Rows from a figure dataset:
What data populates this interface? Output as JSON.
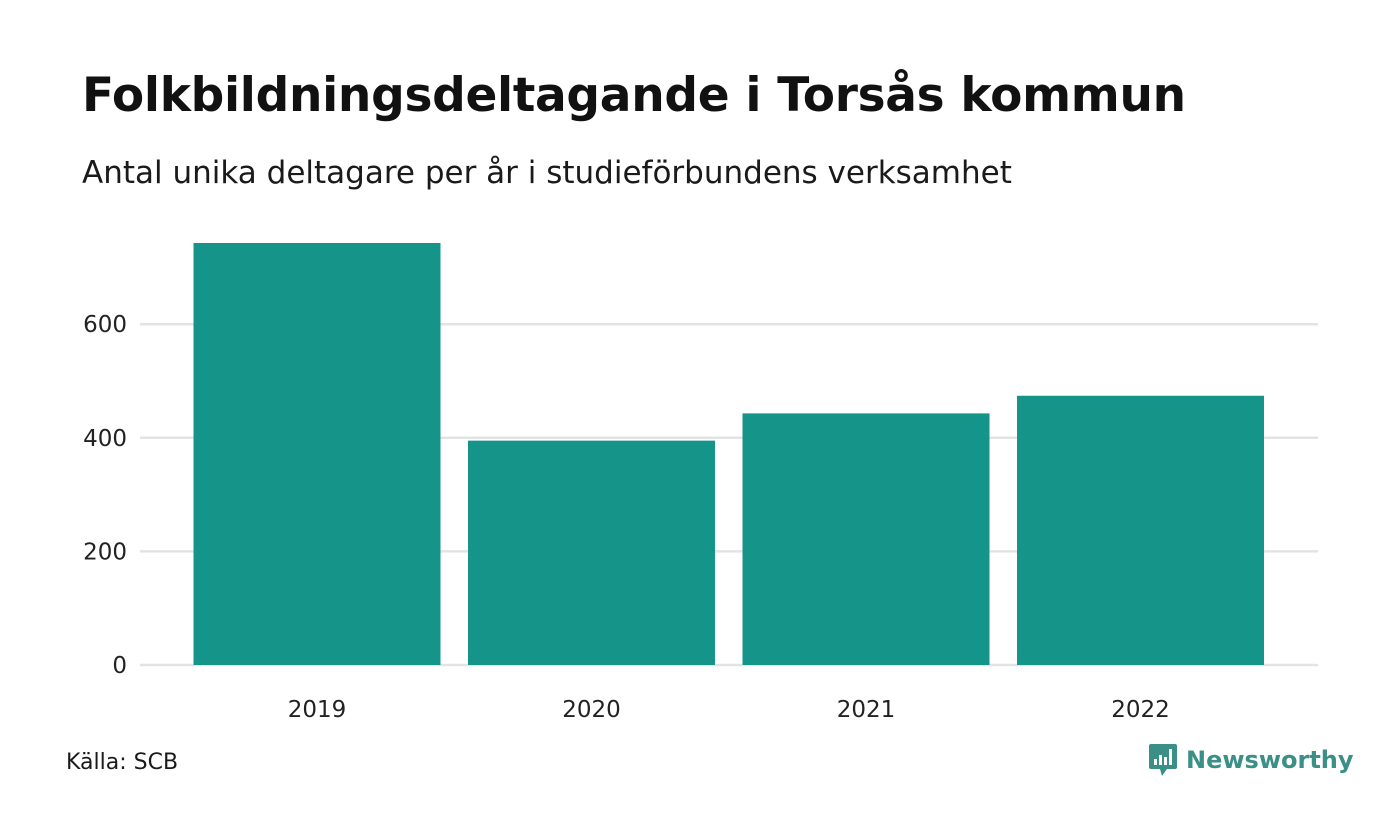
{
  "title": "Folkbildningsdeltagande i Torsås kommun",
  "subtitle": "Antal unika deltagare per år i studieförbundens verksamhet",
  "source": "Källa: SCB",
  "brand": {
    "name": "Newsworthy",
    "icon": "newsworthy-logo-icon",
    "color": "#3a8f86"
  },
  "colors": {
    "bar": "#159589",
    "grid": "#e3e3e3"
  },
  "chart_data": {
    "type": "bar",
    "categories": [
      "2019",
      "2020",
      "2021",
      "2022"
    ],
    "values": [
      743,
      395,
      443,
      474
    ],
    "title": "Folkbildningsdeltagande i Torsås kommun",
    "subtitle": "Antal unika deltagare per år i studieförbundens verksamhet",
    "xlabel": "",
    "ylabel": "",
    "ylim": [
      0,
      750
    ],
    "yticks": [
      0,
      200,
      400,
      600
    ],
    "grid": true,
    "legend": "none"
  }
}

PROBLEM
Leave out the pictures, and give all the records again exactly.

FINISHED ANSWER
What data populates this interface? Output as JSON.
{
  "title": "Folkbildningsdeltagande i Torsås kommun",
  "subtitle": "Antal unika deltagare per år i studieförbundens verksamhet",
  "source": "Källa: SCB",
  "brand": {
    "name": "Newsworthy",
    "icon": "newsworthy-logo-icon",
    "color": "#3a8f86"
  },
  "colors": {
    "bar": "#159589",
    "grid": "#e3e3e3"
  },
  "chart_data": {
    "type": "bar",
    "categories": [
      "2019",
      "2020",
      "2021",
      "2022"
    ],
    "values": [
      743,
      395,
      443,
      474
    ],
    "title": "Folkbildningsdeltagande i Torsås kommun",
    "subtitle": "Antal unika deltagare per år i studieförbundens verksamhet",
    "xlabel": "",
    "ylabel": "",
    "ylim": [
      0,
      750
    ],
    "yticks": [
      0,
      200,
      400,
      600
    ],
    "grid": true,
    "legend": "none"
  }
}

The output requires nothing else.